───── DATA TO PROCESS ─────

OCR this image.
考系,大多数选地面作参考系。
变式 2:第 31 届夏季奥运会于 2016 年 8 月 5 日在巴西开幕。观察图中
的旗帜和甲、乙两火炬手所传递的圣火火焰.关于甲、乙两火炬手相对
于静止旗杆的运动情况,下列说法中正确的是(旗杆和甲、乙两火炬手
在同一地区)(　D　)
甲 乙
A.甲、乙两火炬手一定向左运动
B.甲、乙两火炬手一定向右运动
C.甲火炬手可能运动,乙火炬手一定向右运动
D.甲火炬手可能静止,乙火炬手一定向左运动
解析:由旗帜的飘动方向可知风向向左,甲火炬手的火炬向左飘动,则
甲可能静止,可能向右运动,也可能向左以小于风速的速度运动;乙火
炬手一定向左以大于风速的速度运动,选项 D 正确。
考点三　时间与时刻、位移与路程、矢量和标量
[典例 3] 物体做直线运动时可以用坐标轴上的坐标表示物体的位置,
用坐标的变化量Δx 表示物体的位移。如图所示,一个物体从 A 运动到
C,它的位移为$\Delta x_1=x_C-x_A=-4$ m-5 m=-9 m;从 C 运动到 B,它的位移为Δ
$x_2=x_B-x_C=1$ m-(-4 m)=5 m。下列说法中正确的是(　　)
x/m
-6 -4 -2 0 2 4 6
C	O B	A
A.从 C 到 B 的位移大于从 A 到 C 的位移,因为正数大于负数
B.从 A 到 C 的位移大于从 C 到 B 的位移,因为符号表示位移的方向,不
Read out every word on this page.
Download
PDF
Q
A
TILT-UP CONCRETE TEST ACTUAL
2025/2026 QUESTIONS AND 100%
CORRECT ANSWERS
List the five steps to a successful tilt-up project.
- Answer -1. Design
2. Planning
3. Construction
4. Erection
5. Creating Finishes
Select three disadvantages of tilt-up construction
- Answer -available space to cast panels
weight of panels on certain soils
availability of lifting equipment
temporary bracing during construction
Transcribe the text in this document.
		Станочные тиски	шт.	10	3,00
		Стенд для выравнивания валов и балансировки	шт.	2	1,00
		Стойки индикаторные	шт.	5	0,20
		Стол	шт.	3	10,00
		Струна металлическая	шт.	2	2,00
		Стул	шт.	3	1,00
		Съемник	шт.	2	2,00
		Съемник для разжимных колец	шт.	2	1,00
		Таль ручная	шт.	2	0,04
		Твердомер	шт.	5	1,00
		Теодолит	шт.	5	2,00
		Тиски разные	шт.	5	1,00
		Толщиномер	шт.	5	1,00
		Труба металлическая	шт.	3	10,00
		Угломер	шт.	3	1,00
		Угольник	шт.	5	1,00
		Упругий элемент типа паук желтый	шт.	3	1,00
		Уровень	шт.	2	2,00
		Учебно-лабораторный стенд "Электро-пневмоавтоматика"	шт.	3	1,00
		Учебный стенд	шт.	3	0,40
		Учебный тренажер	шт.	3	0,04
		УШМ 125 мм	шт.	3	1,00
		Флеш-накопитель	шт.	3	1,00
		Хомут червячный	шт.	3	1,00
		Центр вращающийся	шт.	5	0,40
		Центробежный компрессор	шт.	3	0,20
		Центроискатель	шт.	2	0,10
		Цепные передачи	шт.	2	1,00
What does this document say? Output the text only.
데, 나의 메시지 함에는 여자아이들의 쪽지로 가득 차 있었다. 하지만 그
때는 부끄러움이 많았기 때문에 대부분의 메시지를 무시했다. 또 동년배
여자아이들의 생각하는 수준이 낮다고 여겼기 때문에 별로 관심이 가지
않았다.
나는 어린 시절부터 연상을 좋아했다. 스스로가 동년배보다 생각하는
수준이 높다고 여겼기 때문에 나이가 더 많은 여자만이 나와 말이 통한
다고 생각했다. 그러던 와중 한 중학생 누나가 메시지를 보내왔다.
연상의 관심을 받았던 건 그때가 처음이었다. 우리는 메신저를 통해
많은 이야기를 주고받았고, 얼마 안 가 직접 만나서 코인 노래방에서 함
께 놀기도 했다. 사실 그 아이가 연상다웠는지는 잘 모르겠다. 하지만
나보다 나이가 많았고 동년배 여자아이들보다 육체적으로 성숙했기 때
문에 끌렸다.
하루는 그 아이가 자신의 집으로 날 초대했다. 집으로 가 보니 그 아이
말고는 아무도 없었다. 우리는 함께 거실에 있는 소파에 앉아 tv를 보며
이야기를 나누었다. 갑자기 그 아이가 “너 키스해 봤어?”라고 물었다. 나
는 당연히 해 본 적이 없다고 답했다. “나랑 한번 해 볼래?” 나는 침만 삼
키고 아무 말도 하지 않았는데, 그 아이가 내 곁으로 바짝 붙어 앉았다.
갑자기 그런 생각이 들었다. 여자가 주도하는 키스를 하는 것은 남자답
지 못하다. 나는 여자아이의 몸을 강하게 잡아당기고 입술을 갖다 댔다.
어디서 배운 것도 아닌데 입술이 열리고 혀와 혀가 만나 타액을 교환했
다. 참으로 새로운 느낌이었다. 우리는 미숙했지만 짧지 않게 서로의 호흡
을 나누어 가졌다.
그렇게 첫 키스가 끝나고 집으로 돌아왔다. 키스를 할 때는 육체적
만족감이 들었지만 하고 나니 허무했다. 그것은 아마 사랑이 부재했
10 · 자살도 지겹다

─────

▸ DIRECTIONS
Read the data above. Pull out each line in which the string "的位移大于从" appears.

▸ OUTPUT FOR THIS EXERCISE
A.从 C 到 B 的位移大于从 A 到 C 的位移,因为正数大于负数
B.从 A 到 C 的位移大于从 C 到 B 的位移,因为符号表示位移的方向,不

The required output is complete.